── INFORMATION GIVEN

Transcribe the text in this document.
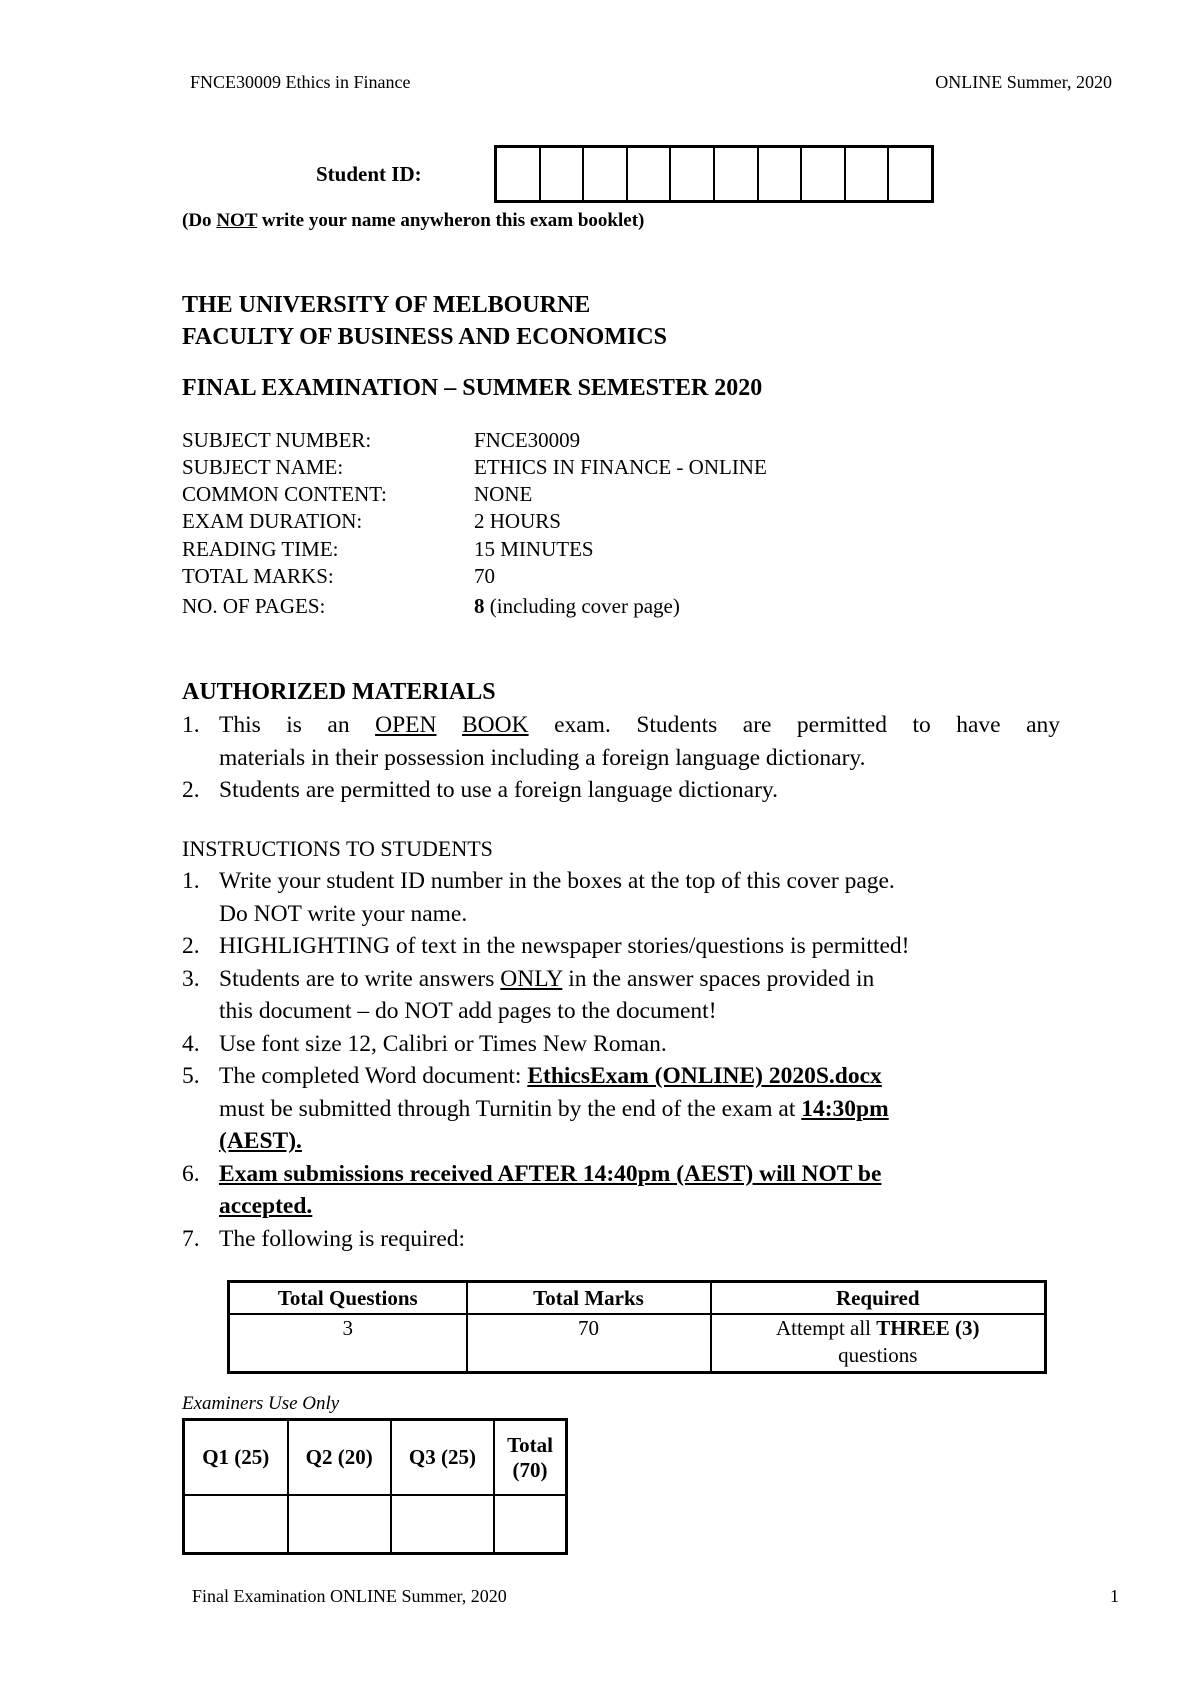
FNCE30009 Ethics in Finance	ONLINE Summer, 2020
Student ID:
(Do NOT write your name anywheron this exam booklet)
THE UNIVERSITY OF MELBOURNE
FACULTY OF BUSINESS AND ECONOMICS
FINAL EXAMINATION – SUMMER SEMESTER 2020
SUBJECT NUMBER:	FNCE30009
SUBJECT NAME:	ETHICS IN FINANCE - ONLINE
COMMON CONTENT:	NONE
EXAM DURATION:	2 HOURS
READING TIME:	15 MINUTES
TOTAL MARKS:	70
NO. OF PAGES:	8 (including cover page)
AUTHORIZED MATERIALS
1. This is an OPEN BOOK exam. Students are permitted to have any
materials in their possession including a foreign language dictionary.
2. Students are permitted to use a foreign language dictionary.
INSTRUCTIONS TO STUDENTS
1. Write your student ID number in the boxes at the top of this cover page.
Do NOT write your name.
2. HIGHLIGHTING of text in the newspaper stories/questions is permitted!
3. Students are to write answers ONLY in the answer spaces provided in
this document – do NOT add pages to the document!
4. Use font size 12, Calibri or Times New Roman.
5. The completed Word document: EthicsExam (ONLINE) 2020S.docx
must be submitted through Turnitin by the end of the exam at 14:30pm
(AEST).
6. Exam submissions received AFTER 14:40pm (AEST) will NOT be
accepted.
7. The following is required:
Total Questions	Total Marks	Required
3	70	Attempt all THREE (3)
questions
Examiners Use Only
Q1 (25)	Q2 (20)	Q3 (25)	Total
(70)

Final Examination ONLINE Summer, 2020	1
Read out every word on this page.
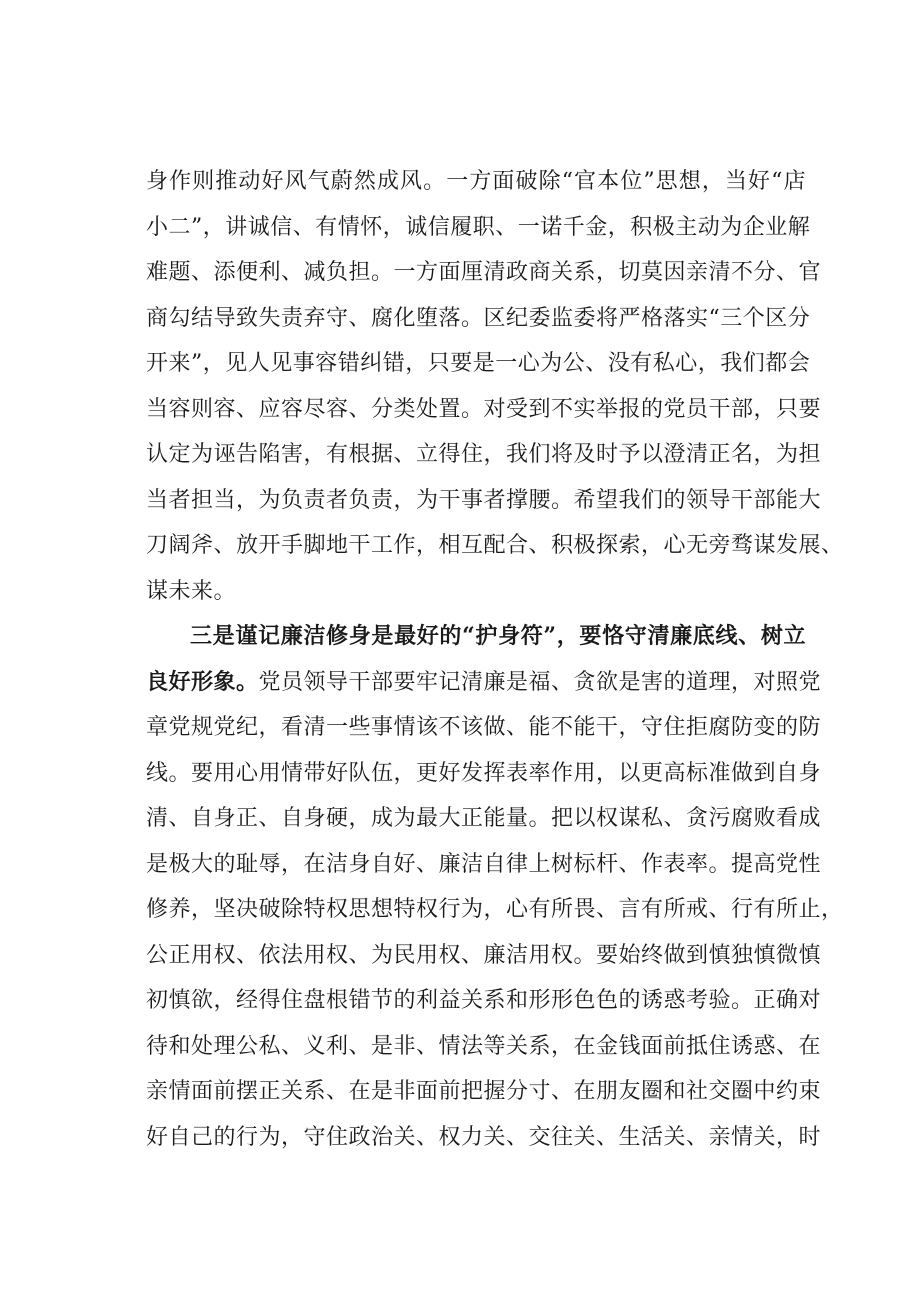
身作则推动好风气蔚然成风。一方面破除“官本位”思想，当好“店
小二”，讲诚信、有情怀，诚信履职、一诺千金，积极主动为企业解
难题、添便利、减负担。一方面厘清政商关系，切莫因亲清不分、官
商勾结导致失责弃守、腐化堕落。区纪委监委将严格落实“三个区分
开来”，见人见事容错纠错，只要是一心为公、没有私心，我们都会
当容则容、应容尽容、分类处置。对受到不实举报的党员干部，只要
认定为诬告陷害，有根据、立得住，我们将及时予以澄清正名，为担
当者担当，为负责者负责，为干事者撑腰。希望我们的领导干部能大
刀阔斧、放开手脚地干工作，相互配合、积极探索，心无旁骛谋发展、
谋未来。
三是谨记廉洁修身是最好的“护身符”，要恪守清廉底线、树立
良好形象。党员领导干部要牢记清廉是福、贪欲是害的道理，对照党
章党规党纪，看清一些事情该不该做、能不能干，守住拒腐防变的防
线。要用心用情带好队伍，更好发挥表率作用，以更高标准做到自身
清、自身正、自身硬，成为最大正能量。把以权谋私、贪污腐败看成
是极大的耻辱，在洁身自好、廉洁自律上树标杆、作表率。提高党性
修养，坚决破除特权思想特权行为，心有所畏、言有所戒、行有所止，
公正用权、依法用权、为民用权、廉洁用权。要始终做到慎独慎微慎
初慎欲，经得住盘根错节的利益关系和形形色色的诱惑考验。正确对
待和处理公私、义利、是非、情法等关系，在金钱面前抵住诱惑、在
亲情面前摆正关系、在是非面前把握分寸、在朋友圈和社交圈中约束
好自己的行为，守住政治关、权力关、交往关、生活关、亲情关，时
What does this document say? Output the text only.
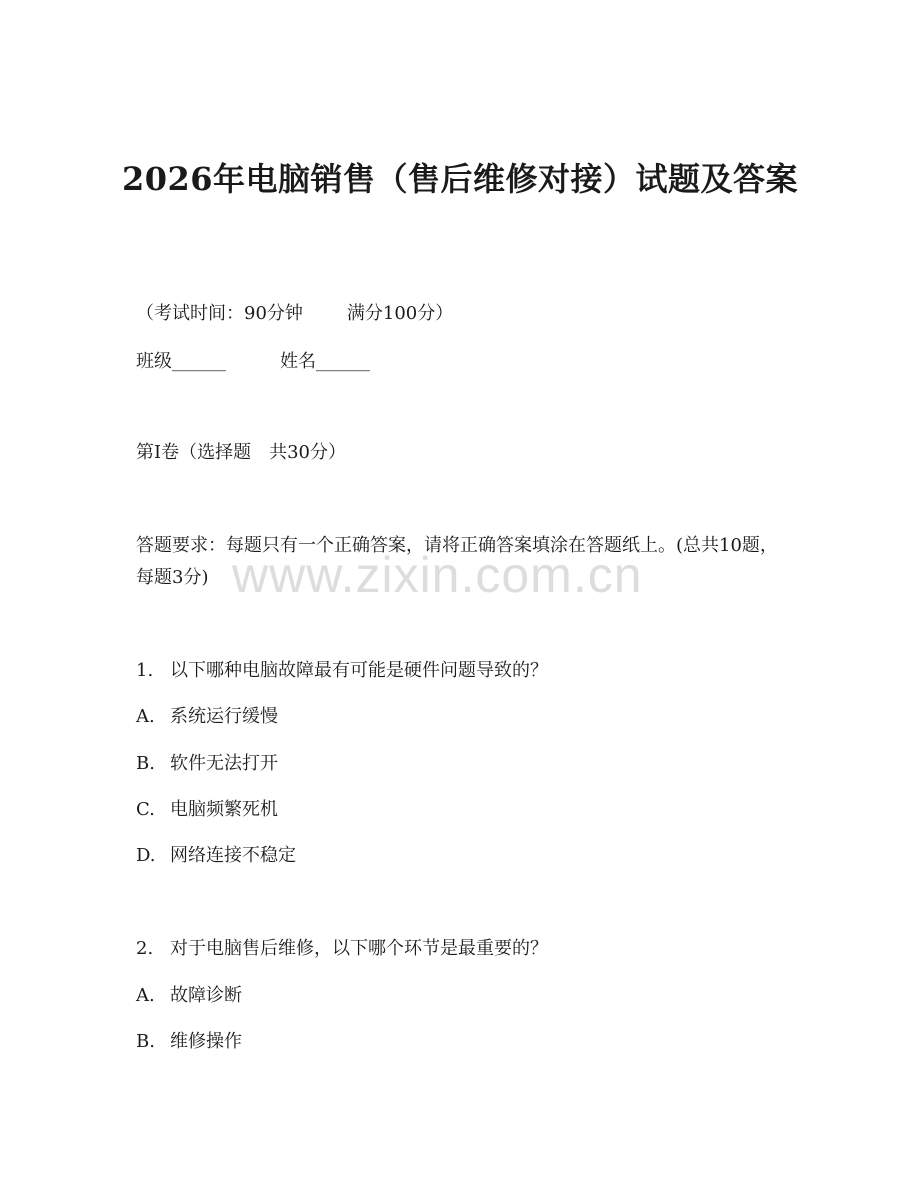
2026年电脑销售（售后维修对接）试题及答案
（考试时间：90分钟 满分100分）
班级______	姓名______
第I卷（选择题　共30分）
答题要求：每题只有一个正确答案，请将正确答案填涂在答题纸上。(总共10题，每题3分)
1. 以下哪种电脑故障最有可能是硬件问题导致的？
A. 系统运行缓慢
B. 软件无法打开
C. 电脑频繁死机
D. 网络连接不稳定
2. 对于电脑售后维修，以下哪个环节是最重要的？
A. 故障诊断
B. 维修操作
www.zixin.com.cn
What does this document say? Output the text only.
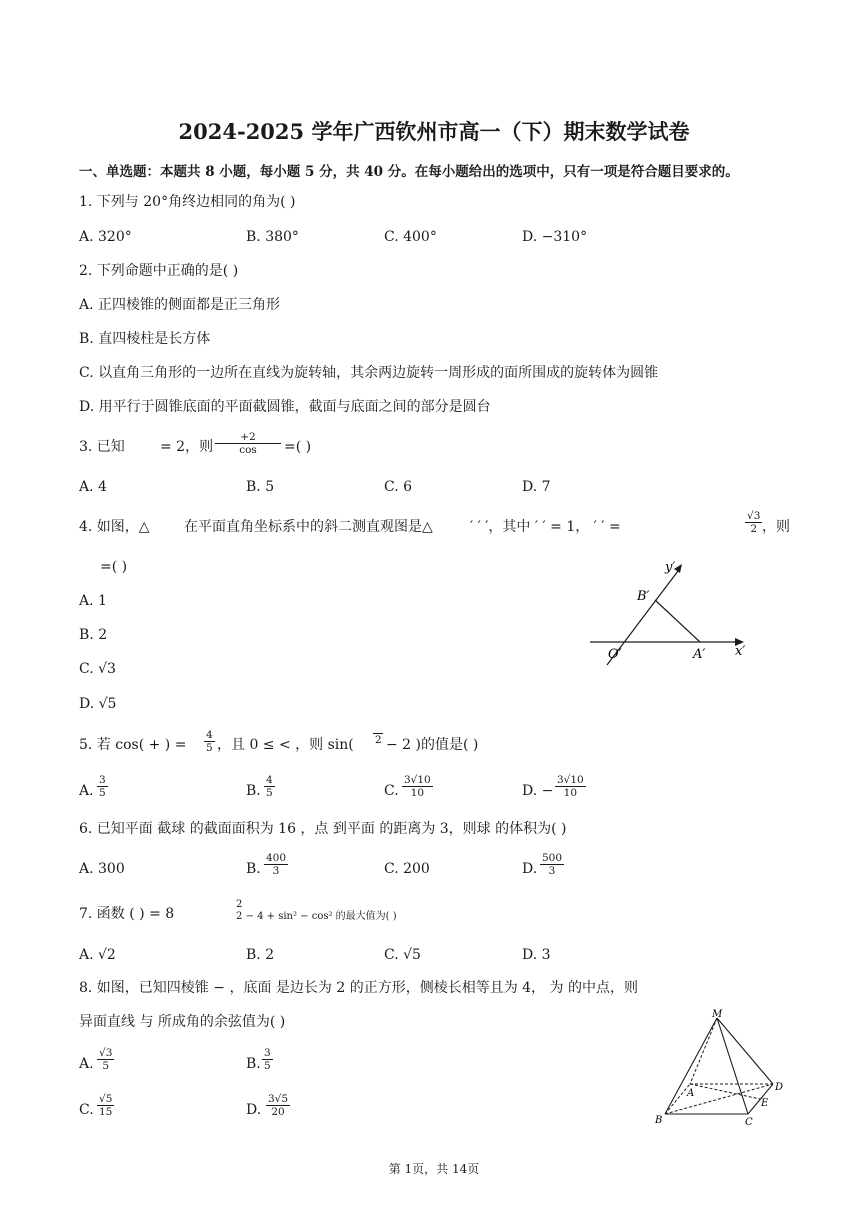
2024-2025 学年广西钦州市高一（下）期末数学试卷
一、单选题：本题共 8 小题，每小题 5 分，共 40 分。在每小题给出的选项中，只有一项是符合题目要求的。
1. 下列与 20°角终边相同的角为( )
A. 320°	B. 380°	C. 400°	D. −310°
2. 下列命题中正确的是( )
A. 正四棱锥的侧面都是正三角形
B. 直四棱柱是长方体
C. 以直角三角形的一边所在直线为旋转轴，其余两边旋转一周形成的面所围成的旋转体为圆锥
D. 用平行于圆锥底面的平面截圆锥，截面与底面之间的部分是圆台
3. 已知	= 2，则 $\frac{+2}{\cos}$ =( )
A. 4	B. 5	C. 6	D. 7
4. 如图，△ 在平面直角坐标系中的斜二测直观图是△	′ ′ ′，其中 ′ ′ = 1， ′ ′ =	$\frac{√3}{2}$ ，则
=( )
A. 1
B. 2
C. √3
D. √5
y′
x′
B′
O′	A′
5. 若 cos( + ) = $\frac{4}{5}$ ，且 0 ≤ < ，则 sin( 2 − 2 )的值是( )
A. $\frac{3}{5}$	B. $\frac{4}{5}$	C. $\frac{3√10}{10}$	D. − $\frac{3√10}{10}$
6. 已知平面 截球 的截面面积为 16 ，点 到平面 的距离为 3，则球 的体积为( )
A. 300	B. $\frac{400}{3}$	C. 200	D. $\frac{500}{3}$
7. 函数 ( ) = 8
2
2 − 4 + sin² − cos² 的最大值为( )
A. √2	B. 2	C. √5	D. 3
8. 如图，已知四棱锥 − ，底面 是边长为 2 的正方形，侧棱长相等且为 4， 为 的中点，则
异面直线 与 所成角的余弦值为( )
A. $\frac{√3}{5}$	B. $\frac{3}{5}$
C. $\frac{√5}{15}$	D. $\frac{3√5}{20}$
M
A
B	C
D
E
第 1页，共 14页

────

**OBJECTIVE**
Generate a word-for-word copy of the preceding records, excluding all pictures.

**RESULT OF THIS TASK**
Transcribe the text in this document.
FNCE30009 Ethics in Finance	ONLINE Summer, 2020
Student ID:
(Do NOT write your name anywheron this exam booklet)
THE UNIVERSITY OF MELBOURNE
FACULTY OF BUSINESS AND ECONOMICS
FINAL EXAMINATION – SUMMER SEMESTER 2020
SUBJECT NUMBER:	FNCE30009
SUBJECT NAME:	ETHICS IN FINANCE - ONLINE
COMMON CONTENT:	NONE
EXAM DURATION:	2 HOURS
READING TIME:	15 MINUTES
TOTAL MARKS:	70
NO. OF PAGES:	8 (including cover page)
AUTHORIZED MATERIALS
1. This is an OPEN BOOK exam. Students are permitted to have any
materials in their possession including a foreign language dictionary.
2. Students are permitted to use a foreign language dictionary.
INSTRUCTIONS TO STUDENTS
1. Write your student ID number in the boxes at the top of this cover page.
Do NOT write your name.
2. HIGHLIGHTING of text in the newspaper stories/questions is permitted!
3. Students are to write answers ONLY in the answer spaces provided in
this document – do NOT add pages to the document!
4. Use font size 12, Calibri or Times New Roman.
5. The completed Word document: EthicsExam (ONLINE) 2020S.docx
must be submitted through Turnitin by the end of the exam at 14:30pm
(AEST).
6. Exam submissions received AFTER 14:40pm (AEST) will NOT be
accepted.
7. The following is required:
Total Questions	Total Marks	Required
3	70	Attempt all THREE (3)
questions
Examiners Use Only
Q1 (25)	Q2 (20)	Q3 (25)	Total
(70)

Final Examination ONLINE Summer, 2020	1
Read out every word on this page.
身作则推动好风气蔚然成风。一方面破除“官本位”思想，当好“店
小二”，讲诚信、有情怀，诚信履职、一诺千金，积极主动为企业解
难题、添便利、减负担。一方面厘清政商关系，切莫因亲清不分、官
商勾结导致失责弃守、腐化堕落。区纪委监委将严格落实“三个区分
开来”，见人见事容错纠错，只要是一心为公、没有私心，我们都会
当容则容、应容尽容、分类处置。对受到不实举报的党员干部，只要
认定为诬告陷害，有根据、立得住，我们将及时予以澄清正名，为担
当者担当，为负责者负责，为干事者撑腰。希望我们的领导干部能大
刀阔斧、放开手脚地干工作，相互配合、积极探索，心无旁骛谋发展、
谋未来。
三是谨记廉洁修身是最好的“护身符”，要恪守清廉底线、树立
良好形象。党员领导干部要牢记清廉是福、贪欲是害的道理，对照党
章党规党纪，看清一些事情该不该做、能不能干，守住拒腐防变的防
线。要用心用情带好队伍，更好发挥表率作用，以更高标准做到自身
清、自身正、自身硬，成为最大正能量。把以权谋私、贪污腐败看成
是极大的耻辱，在洁身自好、廉洁自律上树标杆、作表率。提高党性
修养，坚决破除特权思想特权行为，心有所畏、言有所戒、行有所止，
公正用权、依法用权、为民用权、廉洁用权。要始终做到慎独慎微慎
初慎欲，经得住盘根错节的利益关系和形形色色的诱惑考验。正确对
待和处理公私、义利、是非、情法等关系，在金钱面前抵住诱惑、在
亲情面前摆正关系、在是非面前把握分寸、在朋友圈和社交圈中约束
好自己的行为，守住政治关、权力关、交往关、生活关、亲情关，时
What does this document say? Output the text only.
2026年电脑销售（售后维修对接）试题及答案
（考试时间：90分钟 满分100分）
班级______	姓名______
第I卷（选择题　共30分）
答题要求：每题只有一个正确答案，请将正确答案填涂在答题纸上。(总共10题，每题3分)
1. 以下哪种电脑故障最有可能是硬件问题导致的？
A. 系统运行缓慢
B. 软件无法打开
C. 电脑频繁死机
D. 网络连接不稳定
2. 对于电脑售后维修，以下哪个环节是最重要的？
A. 故障诊断
B. 维修操作
www.zixin.com.cn
What does this document say? Output the text only.
2024-2025 学年广西钦州市高一（下）期末数学试卷
一、单选题：本题共 8 小题，每小题 5 分，共 40 分。在每小题给出的选项中，只有一项是符合题目要求的。
1. 下列与 20°角终边相同的角为( )
A. 320°	B. 380°	C. 400°	D. −310°
2. 下列命题中正确的是( )
A. 正四棱锥的侧面都是正三角形
B. 直四棱柱是长方体
C. 以直角三角形的一边所在直线为旋转轴，其余两边旋转一周形成的面所围成的旋转体为圆锥
D. 用平行于圆锥底面的平面截圆锥，截面与底面之间的部分是圆台
3. 已知	= 2，则 $\frac{+2}{\cos}$ =( )
A. 4	B. 5	C. 6	D. 7
4. 如图，△ 在平面直角坐标系中的斜二测直观图是△	′ ′ ′，其中 ′ ′ = 1， ′ ′ =	$\frac{√3}{2}$ ，则
=( )
A. 1
B. 2
C. √3
D. √5
y′
x′
B′
O′	A′
5. 若 cos( + ) = $\frac{4}{5}$ ，且 0 ≤ < ，则 sin( 2 − 2 )的值是( )
A. $\frac{3}{5}$	B. $\frac{4}{5}$	C. $\frac{3√10}{10}$	D. − $\frac{3√10}{10}$
6. 已知平面 截球 的截面面积为 16 ，点 到平面 的距离为 3，则球 的体积为( )
A. 300	B. $\frac{400}{3}$	C. 200	D. $\frac{500}{3}$
7. 函数 ( ) = 8
2
2 − 4 + sin² − cos² 的最大值为( )
A. √2	B. 2	C. √5	D. 3
8. 如图，已知四棱锥 − ，底面 是边长为 2 的正方形，侧棱长相等且为 4， 为 的中点，则
异面直线 与 所成角的余弦值为( )
A. $\frac{√3}{5}$	B. $\frac{3}{5}$
C. $\frac{√5}{15}$	D. $\frac{3√5}{20}$
M
A
B	C
D
E
第 1页，共 14页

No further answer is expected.